--- START OF Data shown ---
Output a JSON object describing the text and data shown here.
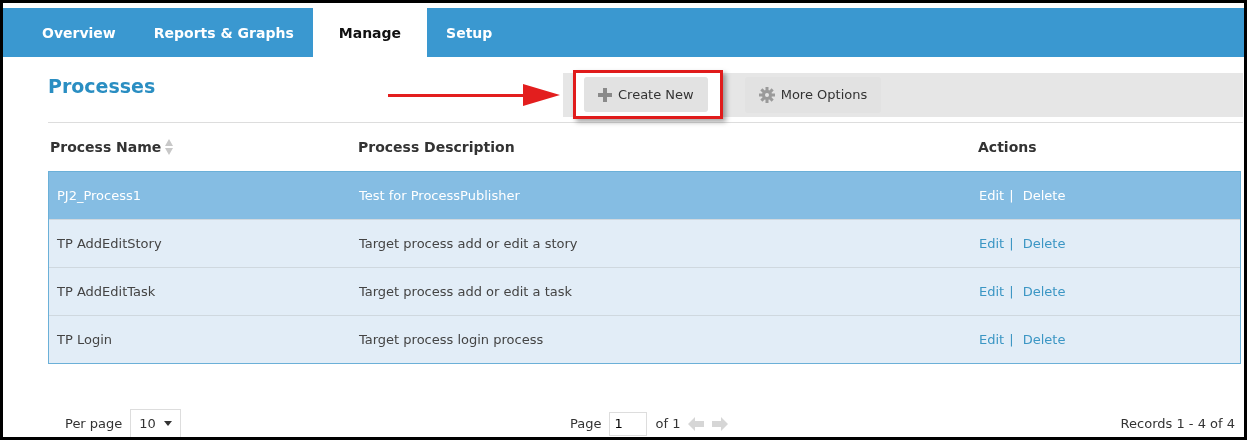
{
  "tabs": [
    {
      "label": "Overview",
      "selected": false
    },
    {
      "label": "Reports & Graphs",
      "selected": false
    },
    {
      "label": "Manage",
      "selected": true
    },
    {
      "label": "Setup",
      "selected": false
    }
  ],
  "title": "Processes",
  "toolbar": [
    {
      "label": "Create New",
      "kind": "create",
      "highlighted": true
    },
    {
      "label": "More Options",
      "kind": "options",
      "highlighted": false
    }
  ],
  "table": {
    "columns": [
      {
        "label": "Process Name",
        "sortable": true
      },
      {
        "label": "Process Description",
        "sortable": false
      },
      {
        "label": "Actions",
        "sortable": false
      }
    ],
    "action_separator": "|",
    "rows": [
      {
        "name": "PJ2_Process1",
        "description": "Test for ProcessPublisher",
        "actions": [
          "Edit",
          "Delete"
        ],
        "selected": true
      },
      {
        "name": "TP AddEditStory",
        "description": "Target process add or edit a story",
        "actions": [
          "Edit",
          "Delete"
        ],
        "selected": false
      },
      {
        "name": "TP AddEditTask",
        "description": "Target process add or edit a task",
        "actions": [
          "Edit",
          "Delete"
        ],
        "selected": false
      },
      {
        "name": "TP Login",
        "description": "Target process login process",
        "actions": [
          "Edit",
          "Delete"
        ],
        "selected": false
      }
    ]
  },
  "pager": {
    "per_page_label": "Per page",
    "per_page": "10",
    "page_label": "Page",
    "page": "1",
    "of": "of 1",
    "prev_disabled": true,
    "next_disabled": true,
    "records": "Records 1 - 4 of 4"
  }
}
--- END OF Data shown ---
--- START OF Data shown ---
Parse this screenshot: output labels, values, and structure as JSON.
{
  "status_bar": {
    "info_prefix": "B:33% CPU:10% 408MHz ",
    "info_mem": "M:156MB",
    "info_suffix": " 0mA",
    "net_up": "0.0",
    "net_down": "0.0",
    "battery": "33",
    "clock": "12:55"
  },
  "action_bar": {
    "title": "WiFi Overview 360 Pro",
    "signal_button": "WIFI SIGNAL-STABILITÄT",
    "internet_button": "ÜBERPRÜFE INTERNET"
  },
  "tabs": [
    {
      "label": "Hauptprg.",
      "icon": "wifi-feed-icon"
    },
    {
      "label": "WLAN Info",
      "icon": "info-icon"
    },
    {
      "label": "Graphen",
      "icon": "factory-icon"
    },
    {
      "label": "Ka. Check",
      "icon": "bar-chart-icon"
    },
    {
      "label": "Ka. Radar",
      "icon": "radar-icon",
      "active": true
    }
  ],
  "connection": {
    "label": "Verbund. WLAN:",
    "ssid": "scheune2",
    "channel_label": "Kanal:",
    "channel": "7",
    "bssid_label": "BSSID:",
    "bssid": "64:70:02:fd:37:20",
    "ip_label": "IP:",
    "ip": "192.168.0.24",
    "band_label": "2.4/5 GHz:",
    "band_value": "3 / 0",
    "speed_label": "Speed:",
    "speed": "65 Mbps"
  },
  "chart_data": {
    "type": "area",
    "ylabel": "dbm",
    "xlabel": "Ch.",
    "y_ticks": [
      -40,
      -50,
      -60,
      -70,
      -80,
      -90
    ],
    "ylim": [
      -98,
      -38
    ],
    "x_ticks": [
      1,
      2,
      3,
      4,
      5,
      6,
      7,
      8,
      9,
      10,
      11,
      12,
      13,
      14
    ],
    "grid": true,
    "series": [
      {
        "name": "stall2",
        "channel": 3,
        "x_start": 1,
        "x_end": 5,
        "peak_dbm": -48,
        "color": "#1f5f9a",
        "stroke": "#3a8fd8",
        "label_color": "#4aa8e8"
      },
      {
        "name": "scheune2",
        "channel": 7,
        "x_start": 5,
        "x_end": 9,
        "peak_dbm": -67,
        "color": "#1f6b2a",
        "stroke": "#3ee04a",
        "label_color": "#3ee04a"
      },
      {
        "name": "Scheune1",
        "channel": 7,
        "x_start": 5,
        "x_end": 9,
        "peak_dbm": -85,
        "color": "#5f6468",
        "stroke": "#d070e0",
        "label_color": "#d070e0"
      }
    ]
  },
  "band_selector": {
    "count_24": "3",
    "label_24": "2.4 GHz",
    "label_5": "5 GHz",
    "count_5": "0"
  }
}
--- END OF Data shown ---
--- START OF Data shown ---
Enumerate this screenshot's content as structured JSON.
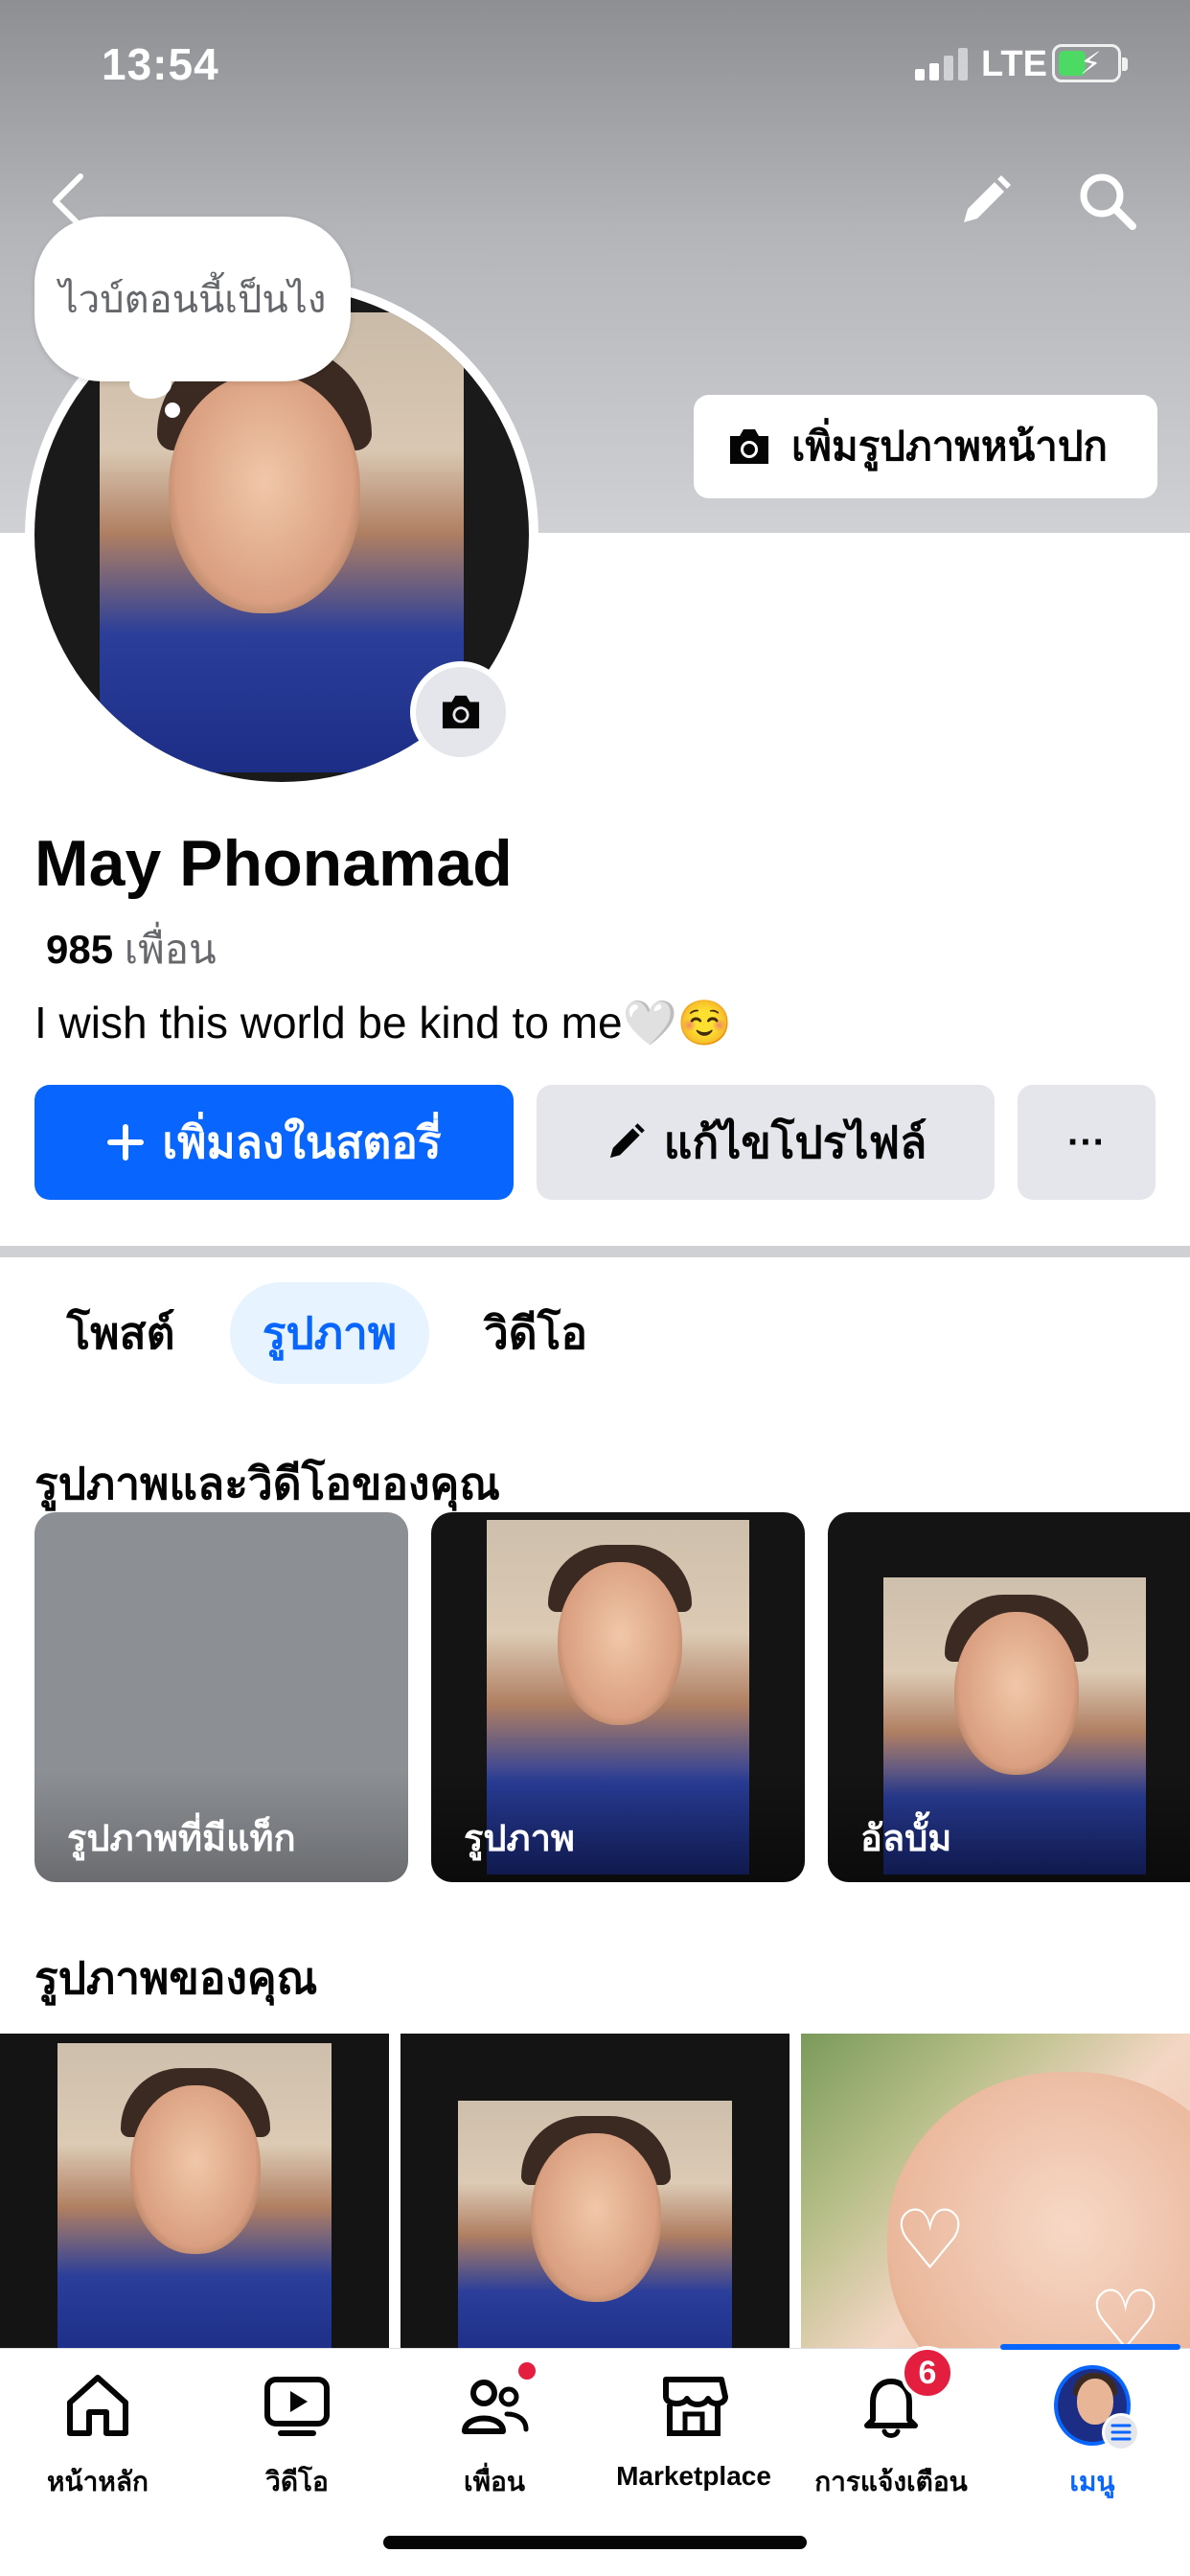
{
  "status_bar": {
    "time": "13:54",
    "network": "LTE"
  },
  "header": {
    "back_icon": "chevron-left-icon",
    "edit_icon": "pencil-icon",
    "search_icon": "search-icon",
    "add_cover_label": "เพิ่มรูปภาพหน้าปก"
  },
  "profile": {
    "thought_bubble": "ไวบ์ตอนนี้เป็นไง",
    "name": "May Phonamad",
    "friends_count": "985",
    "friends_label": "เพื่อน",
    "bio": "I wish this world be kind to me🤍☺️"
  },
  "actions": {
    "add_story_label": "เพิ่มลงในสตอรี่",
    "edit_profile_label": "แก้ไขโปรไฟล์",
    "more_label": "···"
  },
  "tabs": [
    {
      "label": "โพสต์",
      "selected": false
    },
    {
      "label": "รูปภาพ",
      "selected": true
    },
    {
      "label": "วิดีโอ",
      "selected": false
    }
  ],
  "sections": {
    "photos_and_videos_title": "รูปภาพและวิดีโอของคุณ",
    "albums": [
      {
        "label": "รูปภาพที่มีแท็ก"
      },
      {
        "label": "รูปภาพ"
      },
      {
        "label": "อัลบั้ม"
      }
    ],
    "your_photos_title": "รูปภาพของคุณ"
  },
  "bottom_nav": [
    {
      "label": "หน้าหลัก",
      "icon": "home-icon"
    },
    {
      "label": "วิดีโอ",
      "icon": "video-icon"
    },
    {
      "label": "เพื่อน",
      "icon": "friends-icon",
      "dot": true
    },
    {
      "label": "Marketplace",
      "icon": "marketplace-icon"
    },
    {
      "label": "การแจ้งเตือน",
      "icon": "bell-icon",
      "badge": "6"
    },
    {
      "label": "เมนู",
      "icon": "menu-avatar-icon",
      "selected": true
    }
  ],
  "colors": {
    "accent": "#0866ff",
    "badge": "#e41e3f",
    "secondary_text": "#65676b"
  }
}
--- END OF Data shown ---
### Given instruction
Reproduce every line from the entries that holds the word "JSON".

### Completed exercise
Output a JSON object describing the text and data shown here.
Parse this screenshot: output labels, values, and structure as JSON.
Enumerate this screenshot's content as structured JSON.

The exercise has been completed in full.